- Brano di lettura -
In effetti il mondo virtuale che nasce intorno alla comunicazione mediata dal computer dà una libertà impensabile nel mondo reale: quella di crearsi un’identità partendo da zero. Basta scegliere un nome (un nickname, abbreviato in nick), premere invio e l’identità nasce. Basta sceglierne un altro, premere ancora invio ed ecco che un’altra identità è pronta se lo si desidera per una rappresentazione completamente diversa. Il nickname quindi non è semplicemente una serie di caratteri in successione casuale, ma una vera e propria maschera, ricca di significati e densa di caratteri, forme e storie affascinanti da raccontare. Non potendo mostrare agli altri interlocutori informazioni come il sesso, l'età, l'accento, l'abbigliamento, il nickname suggerisce, mette in risalto, nasconde particolari della personalità di chi l'ha scelto.

Ma come scrive Haya Bechar-Israely, del dipartimento di Comunicazione e Giornalismo dell’Università Ebrea di Gerusalemme, che ha a lungo studiato il fenomeno dei nickname: «Le persone possono costantemente cambiare la propria identità, possono giocarci se scelgono di farlo. Tuttavia […] la maggior parte degli utenti tende a conservare un nick e un’identità per un lungo periodo di tempo, e ci si lega profondamente. Quindi, nonostante la chat consenta ai propri partecipanti la libertà di giocare con le identità, le persone solitamente preferiscono l’attributo sociale di un’identità permanente e riconoscibile».

Dando così certezza e stabilità alla comunità alla quale appartengono, e a se stessi.

- Voci fornite -
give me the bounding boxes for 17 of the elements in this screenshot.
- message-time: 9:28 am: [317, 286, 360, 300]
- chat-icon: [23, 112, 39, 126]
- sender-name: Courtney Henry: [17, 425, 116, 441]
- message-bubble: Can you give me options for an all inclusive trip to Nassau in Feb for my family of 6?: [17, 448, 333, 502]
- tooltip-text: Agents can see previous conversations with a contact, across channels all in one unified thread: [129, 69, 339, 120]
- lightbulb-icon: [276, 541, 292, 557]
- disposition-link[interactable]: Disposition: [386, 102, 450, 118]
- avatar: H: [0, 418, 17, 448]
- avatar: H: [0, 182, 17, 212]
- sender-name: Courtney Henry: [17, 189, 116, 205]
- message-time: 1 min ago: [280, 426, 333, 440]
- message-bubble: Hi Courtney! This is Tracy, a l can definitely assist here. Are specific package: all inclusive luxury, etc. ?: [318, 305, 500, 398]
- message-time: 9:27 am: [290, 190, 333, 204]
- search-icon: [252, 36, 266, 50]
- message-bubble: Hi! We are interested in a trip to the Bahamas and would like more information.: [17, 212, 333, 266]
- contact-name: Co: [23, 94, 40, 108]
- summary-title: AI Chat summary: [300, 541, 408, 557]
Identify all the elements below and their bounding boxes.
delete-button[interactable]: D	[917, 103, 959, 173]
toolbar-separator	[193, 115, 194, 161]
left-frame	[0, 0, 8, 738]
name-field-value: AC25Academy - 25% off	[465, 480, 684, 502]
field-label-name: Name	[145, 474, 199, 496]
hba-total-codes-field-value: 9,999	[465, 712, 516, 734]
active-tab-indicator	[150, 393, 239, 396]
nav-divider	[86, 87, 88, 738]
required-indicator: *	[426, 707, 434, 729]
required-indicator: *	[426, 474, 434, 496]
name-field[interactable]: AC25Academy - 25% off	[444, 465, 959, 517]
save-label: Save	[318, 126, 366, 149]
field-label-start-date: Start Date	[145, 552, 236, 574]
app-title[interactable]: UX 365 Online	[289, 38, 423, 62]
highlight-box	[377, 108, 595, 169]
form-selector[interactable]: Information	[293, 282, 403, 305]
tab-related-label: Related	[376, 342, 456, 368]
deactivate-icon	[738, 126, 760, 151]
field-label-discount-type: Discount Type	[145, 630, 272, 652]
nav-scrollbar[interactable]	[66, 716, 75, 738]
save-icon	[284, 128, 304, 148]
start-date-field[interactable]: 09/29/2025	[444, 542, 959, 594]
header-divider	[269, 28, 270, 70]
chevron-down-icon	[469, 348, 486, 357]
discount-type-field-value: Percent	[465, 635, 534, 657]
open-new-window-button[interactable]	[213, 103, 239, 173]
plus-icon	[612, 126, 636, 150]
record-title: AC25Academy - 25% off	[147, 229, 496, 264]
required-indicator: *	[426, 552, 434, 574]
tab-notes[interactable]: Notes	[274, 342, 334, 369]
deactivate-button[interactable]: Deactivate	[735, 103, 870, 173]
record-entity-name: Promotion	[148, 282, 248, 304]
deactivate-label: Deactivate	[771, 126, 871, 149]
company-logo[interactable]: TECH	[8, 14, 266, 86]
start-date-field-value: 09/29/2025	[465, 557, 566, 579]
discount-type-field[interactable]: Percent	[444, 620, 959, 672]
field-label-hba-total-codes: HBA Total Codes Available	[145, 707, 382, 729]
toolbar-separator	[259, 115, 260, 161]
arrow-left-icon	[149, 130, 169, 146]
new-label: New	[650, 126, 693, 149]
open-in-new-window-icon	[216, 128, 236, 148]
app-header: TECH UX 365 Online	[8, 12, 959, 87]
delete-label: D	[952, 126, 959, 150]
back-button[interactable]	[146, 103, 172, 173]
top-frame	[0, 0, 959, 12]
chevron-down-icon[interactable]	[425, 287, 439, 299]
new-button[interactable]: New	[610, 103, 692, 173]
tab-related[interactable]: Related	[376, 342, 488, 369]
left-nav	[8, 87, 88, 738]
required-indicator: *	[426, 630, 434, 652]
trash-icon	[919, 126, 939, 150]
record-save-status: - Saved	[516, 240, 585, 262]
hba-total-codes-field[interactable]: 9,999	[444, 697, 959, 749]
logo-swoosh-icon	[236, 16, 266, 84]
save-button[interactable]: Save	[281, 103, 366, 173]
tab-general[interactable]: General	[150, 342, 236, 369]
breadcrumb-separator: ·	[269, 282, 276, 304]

- Obiettivo -
Secondo il brano sui nickname, che cosa tende a fare la maggior parte degli utenti con il proprio nick? Le voci sono materiale a sé, distinto dal brano.

- Soluzione dell'esercizio -
Tende a conservare un nick e un'identità per un lungo periodo di tempo, legandovisi profondamente.